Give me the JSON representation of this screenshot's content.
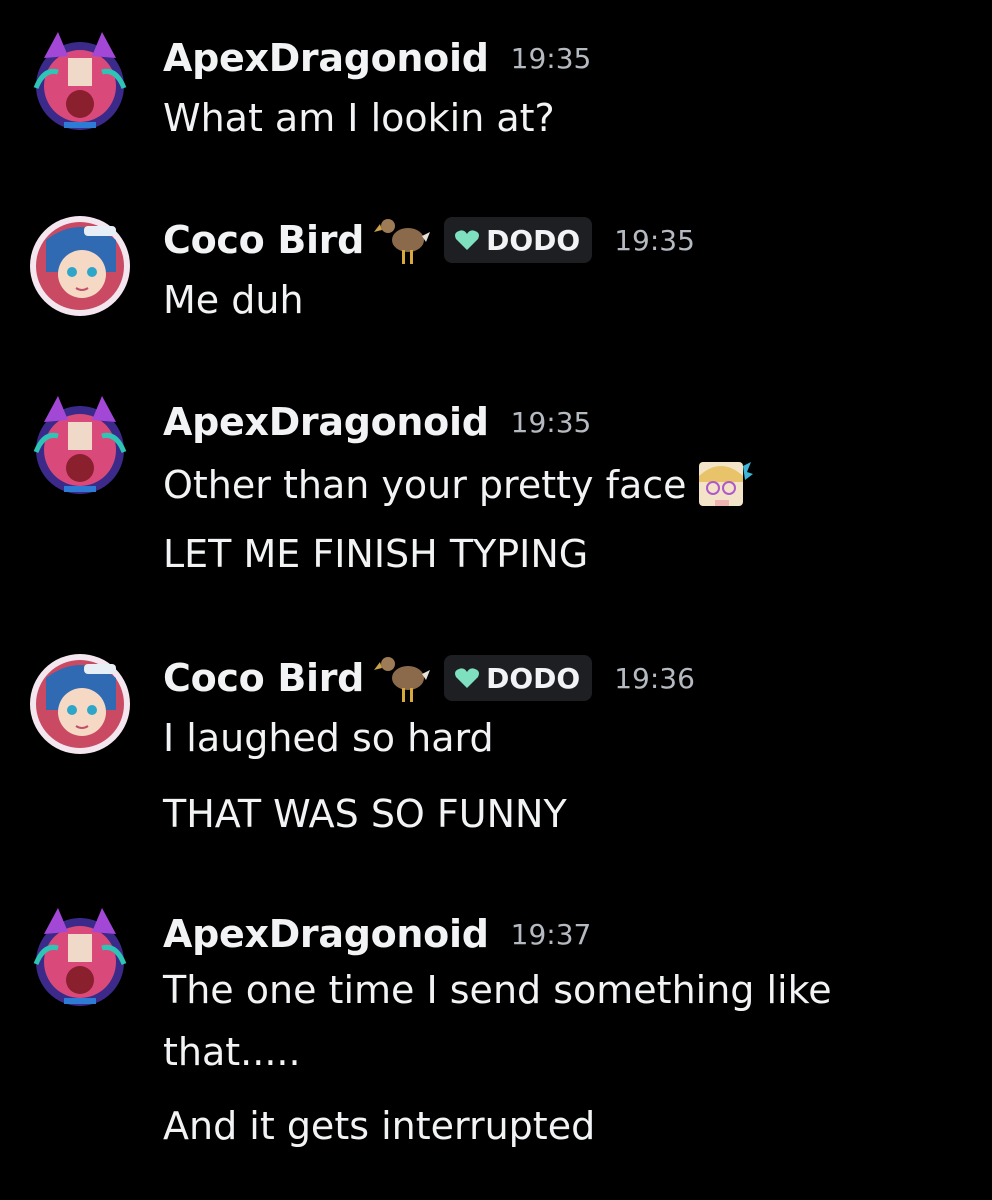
{
  "messages": [
    {
      "author": "ApexDragonoid",
      "avatar": "apex-avatar",
      "time": "19:35",
      "lines": [
        "What am I lookin at?"
      ]
    },
    {
      "author": "Coco Bird",
      "avatar": "coco-avatar",
      "decoration": "dodo-bird-emoji",
      "tag": "DODO",
      "tag_icon": "green-heart-icon",
      "time": "19:35",
      "lines": [
        "Me duh"
      ]
    },
    {
      "author": "ApexDragonoid",
      "avatar": "apex-avatar",
      "time": "19:35",
      "lines": [
        "Other than your pretty face",
        "LET ME FINISH TYPING"
      ],
      "inline_emoji": "anime-face-emoji"
    },
    {
      "author": "Coco Bird",
      "avatar": "coco-avatar",
      "decoration": "dodo-bird-emoji",
      "tag": "DODO",
      "tag_icon": "green-heart-icon",
      "time": "19:36",
      "lines": [
        "I laughed so hard",
        "THAT WAS SO FUNNY"
      ]
    },
    {
      "author": "ApexDragonoid",
      "avatar": "apex-avatar",
      "time": "19:37",
      "lines": [
        "The one time I send something like",
        "that.....",
        "And it gets interrupted"
      ]
    }
  ],
  "colors": {
    "background": "#000000",
    "text": "#f2f3f5",
    "timestamp": "#b5bac1",
    "tag_background": "#1e1f22",
    "tag_heart": "#7fe0c0"
  }
}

------------------------------------------------------------------------

*TO DO*. Leave out the pictures and reproduce the rest of the listing exactly.

*THE REPLY*.
Give me the JSON representation of this screenshot's content.
{
  "messages": [
    {
      "author": "ApexDragonoid",
      "avatar": "apex-avatar",
      "time": "19:35",
      "lines": [
        "What am I lookin at?"
      ]
    },
    {
      "author": "Coco Bird",
      "avatar": "coco-avatar",
      "decoration": "dodo-bird-emoji",
      "tag": "DODO",
      "tag_icon": "green-heart-icon",
      "time": "19:35",
      "lines": [
        "Me duh"
      ]
    },
    {
      "author": "ApexDragonoid",
      "avatar": "apex-avatar",
      "time": "19:35",
      "lines": [
        "Other than your pretty face",
        "LET ME FINISH TYPING"
      ],
      "inline_emoji": "anime-face-emoji"
    },
    {
      "author": "Coco Bird",
      "avatar": "coco-avatar",
      "decoration": "dodo-bird-emoji",
      "tag": "DODO",
      "tag_icon": "green-heart-icon",
      "time": "19:36",
      "lines": [
        "I laughed so hard",
        "THAT WAS SO FUNNY"
      ]
    },
    {
      "author": "ApexDragonoid",
      "avatar": "apex-avatar",
      "time": "19:37",
      "lines": [
        "The one time I send something like",
        "that.....",
        "And it gets interrupted"
      ]
    }
  ],
  "colors": {
    "background": "#000000",
    "text": "#f2f3f5",
    "timestamp": "#b5bac1",
    "tag_background": "#1e1f22",
    "tag_heart": "#7fe0c0"
  }
}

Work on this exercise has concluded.